Leaving out every picture, quote the data below exactly as it appears.

(Dataset listings of figures)
╭──
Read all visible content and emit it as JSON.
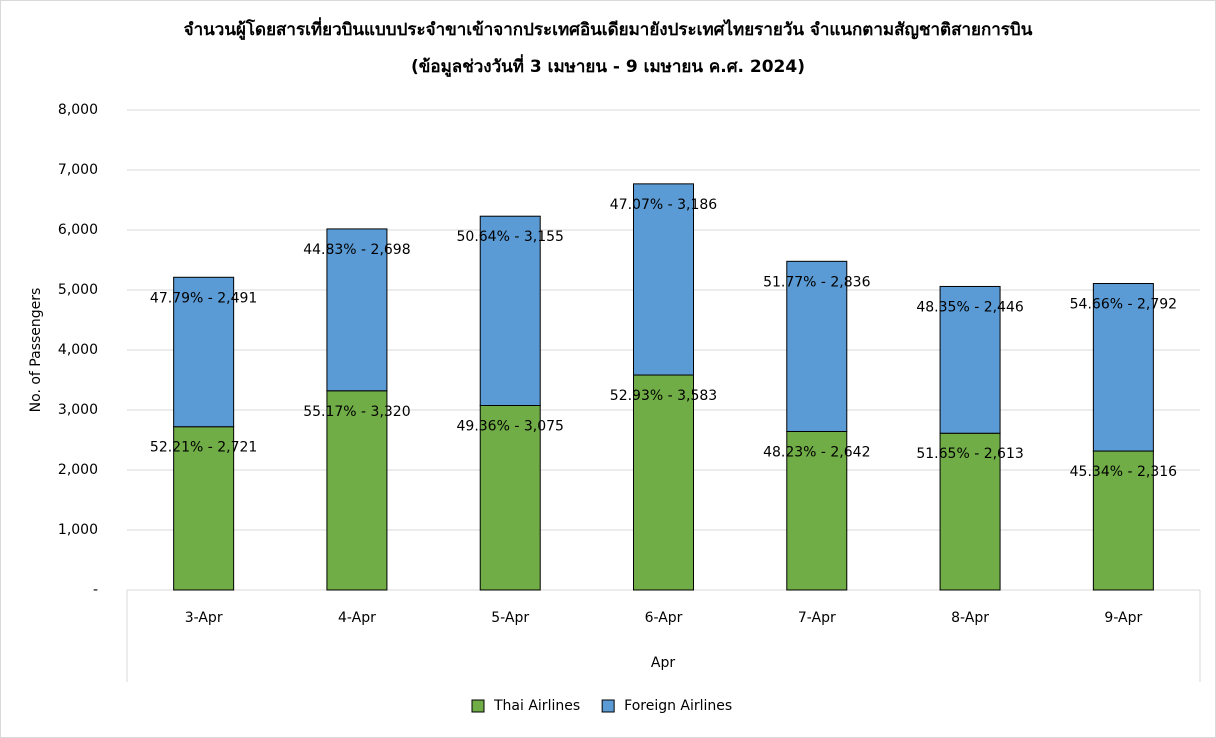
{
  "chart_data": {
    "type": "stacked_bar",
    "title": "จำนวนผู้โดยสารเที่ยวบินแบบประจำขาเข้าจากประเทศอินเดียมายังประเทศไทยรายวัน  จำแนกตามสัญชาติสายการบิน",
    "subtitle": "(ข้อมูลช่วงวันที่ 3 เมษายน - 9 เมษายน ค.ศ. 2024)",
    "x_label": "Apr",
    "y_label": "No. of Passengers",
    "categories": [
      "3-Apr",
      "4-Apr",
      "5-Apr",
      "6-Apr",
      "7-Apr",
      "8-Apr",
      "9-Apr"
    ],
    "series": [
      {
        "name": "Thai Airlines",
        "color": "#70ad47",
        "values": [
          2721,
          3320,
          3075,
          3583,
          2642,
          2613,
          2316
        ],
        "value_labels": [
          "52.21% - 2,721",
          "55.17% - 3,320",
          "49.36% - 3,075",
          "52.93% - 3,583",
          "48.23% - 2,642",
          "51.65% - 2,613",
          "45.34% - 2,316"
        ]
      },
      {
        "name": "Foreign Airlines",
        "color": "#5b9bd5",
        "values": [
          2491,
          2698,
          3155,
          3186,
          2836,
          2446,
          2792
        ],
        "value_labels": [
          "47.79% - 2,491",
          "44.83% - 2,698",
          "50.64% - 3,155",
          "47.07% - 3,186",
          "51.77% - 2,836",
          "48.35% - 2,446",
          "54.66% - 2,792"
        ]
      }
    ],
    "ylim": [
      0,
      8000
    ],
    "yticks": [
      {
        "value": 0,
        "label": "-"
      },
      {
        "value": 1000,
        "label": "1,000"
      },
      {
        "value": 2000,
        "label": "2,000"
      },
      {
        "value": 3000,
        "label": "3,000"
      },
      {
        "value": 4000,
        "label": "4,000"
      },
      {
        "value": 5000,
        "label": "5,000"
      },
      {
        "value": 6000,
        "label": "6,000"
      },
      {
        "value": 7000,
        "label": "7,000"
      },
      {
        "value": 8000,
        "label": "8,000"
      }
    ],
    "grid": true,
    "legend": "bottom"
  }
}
╰──
> EXERCISE OUTPUT
Read all visible content and emit it as JSON.
{
  "chart_data": {
    "type": "stacked_bar",
    "title": "จำนวนผู้โดยสารเที่ยวบินแบบประจำขาเข้าจากประเทศอินเดียมายังประเทศไทยรายวัน  จำแนกตามสัญชาติสายการบิน",
    "subtitle": "(ข้อมูลช่วงวันที่ 3 เมษายน - 9 เมษายน ค.ศ. 2024)",
    "x_label": "Apr",
    "y_label": "No. of Passengers",
    "categories": [
      "3-Apr",
      "4-Apr",
      "5-Apr",
      "6-Apr",
      "7-Apr",
      "8-Apr",
      "9-Apr"
    ],
    "series": [
      {
        "name": "Thai Airlines",
        "color": "#70ad47",
        "values": [
          2721,
          3320,
          3075,
          3583,
          2642,
          2613,
          2316
        ],
        "value_labels": [
          "52.21% - 2,721",
          "55.17% - 3,320",
          "49.36% - 3,075",
          "52.93% - 3,583",
          "48.23% - 2,642",
          "51.65% - 2,613",
          "45.34% - 2,316"
        ]
      },
      {
        "name": "Foreign Airlines",
        "color": "#5b9bd5",
        "values": [
          2491,
          2698,
          3155,
          3186,
          2836,
          2446,
          2792
        ],
        "value_labels": [
          "47.79% - 2,491",
          "44.83% - 2,698",
          "50.64% - 3,155",
          "47.07% - 3,186",
          "51.77% - 2,836",
          "48.35% - 2,446",
          "54.66% - 2,792"
        ]
      }
    ],
    "ylim": [
      0,
      8000
    ],
    "yticks": [
      {
        "value": 0,
        "label": "-"
      },
      {
        "value": 1000,
        "label": "1,000"
      },
      {
        "value": 2000,
        "label": "2,000"
      },
      {
        "value": 3000,
        "label": "3,000"
      },
      {
        "value": 4000,
        "label": "4,000"
      },
      {
        "value": 5000,
        "label": "5,000"
      },
      {
        "value": 6000,
        "label": "6,000"
      },
      {
        "value": 7000,
        "label": "7,000"
      },
      {
        "value": 8000,
        "label": "8,000"
      }
    ],
    "grid": true,
    "legend": "bottom"
  }
}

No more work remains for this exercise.